• **PARTS OF THE EXERCISE**:
#1 From the post about plastics below, list the plastic items the writer says they will rejoice in.
#2 Write out the section of the post about plastics that begins with the words containing "I’ve struggled with" and ends with "was your Valentine’s Day?".
#3 Answer each question from the post about plastics below, one line apiece:
(a) What profession does the writer claim?
(b) Which publication's column does the writer criticize?
(c) What did the GF bake for the writer earlier in the week?

Maybe part of it is that plastics are decidedly “unnatural”. There’s no “handmade” plastic anything- they reek of machines and mass production and technocracy. Homesteaders can swap butter recipes, but not plastic recipes. The Economist’s green.view column a few weeks ago was on how us hippie folk think that all things unnatural are bad. I thought the column was singularly poorly thought out for such a respectable publication (tone was derisive and bitter, examples chosen were blatantly skewed), but is that it? Is our visceral reaction to plastic the result of our yearnings for an ideal of naturalness?

I think it has more to do with the abuse of plastics by man, and not the plastics themselves. I’m an engineer, after all, and I like science and technology, and I appreciate that we can make it work for us, or we can abuse it. It’s just a lot easier to crusade against the definite “plastics” than against everybody’s thousand bad plastic habits- that makes ecopeople seem so judgemental and self-righteous, after all.

I’ve struggled with my plastic use in the past.  All those piles of guilt stuffed in rustling baggies. I’m still going to avoid foam plates and grocery bags (unless I need trash liners) and use aluminum foil instead of sandwich baggies- but I’ll rejoice in my plastic tupperware (or reused cream cheese tubs to prevent food and other waste!) and useful medicine containers and new, affordable latex mattress. Plastics can be part of a sustainable lifestyle, as long as we use them wisely and well.

How was your Valentine’s Day?

Mine was pretty good, thanks! The Gentleman Friend and I decided to do our celebrating tomorrow- we’re cooking together.  A movie may or may not be involved. Tonight, I can get ready for my construction site inspection (architecture school field trips are sweet) and munch on the loaf of bread the GF baked me earlier this week.

• **RECORD EXTRACTS**:

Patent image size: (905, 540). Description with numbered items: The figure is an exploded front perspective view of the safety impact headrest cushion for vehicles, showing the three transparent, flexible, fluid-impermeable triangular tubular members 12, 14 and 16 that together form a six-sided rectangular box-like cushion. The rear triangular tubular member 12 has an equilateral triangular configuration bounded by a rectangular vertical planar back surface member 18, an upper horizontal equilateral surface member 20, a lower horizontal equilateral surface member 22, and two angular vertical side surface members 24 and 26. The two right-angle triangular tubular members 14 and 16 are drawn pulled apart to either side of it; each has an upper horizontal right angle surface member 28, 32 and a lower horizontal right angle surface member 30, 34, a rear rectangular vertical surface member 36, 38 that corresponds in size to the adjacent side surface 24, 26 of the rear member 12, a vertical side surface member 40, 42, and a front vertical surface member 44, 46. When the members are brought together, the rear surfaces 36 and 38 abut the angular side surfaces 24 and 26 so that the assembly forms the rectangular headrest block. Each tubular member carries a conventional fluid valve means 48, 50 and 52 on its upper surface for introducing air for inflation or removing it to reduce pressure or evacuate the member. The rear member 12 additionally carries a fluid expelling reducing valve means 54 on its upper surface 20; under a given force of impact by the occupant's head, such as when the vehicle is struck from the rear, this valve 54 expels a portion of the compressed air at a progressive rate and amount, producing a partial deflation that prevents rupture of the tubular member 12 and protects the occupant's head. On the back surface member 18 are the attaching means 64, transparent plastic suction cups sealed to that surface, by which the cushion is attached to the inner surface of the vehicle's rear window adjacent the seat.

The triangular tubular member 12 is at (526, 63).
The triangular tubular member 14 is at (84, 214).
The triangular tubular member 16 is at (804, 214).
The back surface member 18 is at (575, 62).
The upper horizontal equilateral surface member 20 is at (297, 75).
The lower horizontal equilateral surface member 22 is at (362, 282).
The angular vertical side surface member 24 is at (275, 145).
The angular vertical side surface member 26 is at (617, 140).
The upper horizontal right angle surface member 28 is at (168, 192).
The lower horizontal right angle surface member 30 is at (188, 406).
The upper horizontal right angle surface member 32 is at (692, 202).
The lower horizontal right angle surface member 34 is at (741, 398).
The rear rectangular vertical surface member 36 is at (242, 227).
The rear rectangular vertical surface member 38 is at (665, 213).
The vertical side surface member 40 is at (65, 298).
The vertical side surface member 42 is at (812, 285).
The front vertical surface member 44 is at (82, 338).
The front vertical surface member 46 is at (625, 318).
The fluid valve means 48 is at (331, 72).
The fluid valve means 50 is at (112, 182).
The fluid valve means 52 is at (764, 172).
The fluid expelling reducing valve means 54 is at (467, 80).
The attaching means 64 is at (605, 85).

• **ANSWERS**:
#1
plastic tupperware
reused cream cheese tubs
useful medicine containers
new, affordable latex mattress

#2
I’ve struggled with my plastic use in the past.  All those piles of guilt stuffed in rustling baggies. I’m still going to avoid foam plates and grocery bags (unless I need trash liners) and use aluminum foil instead of sandwich baggies- but I’ll rejoice in my plastic tupperware (or reused cream cheese tubs to prevent food and other waste!) and useful medicine containers and new, affordable latex mattress. Plastics can be part of a sustainable lifestyle, as long as we use them wisely and well.

How was your Valentine’s Day?

#3
(a) Engineer
(b) The Economist (its green.view column)
(c) A loaf of bread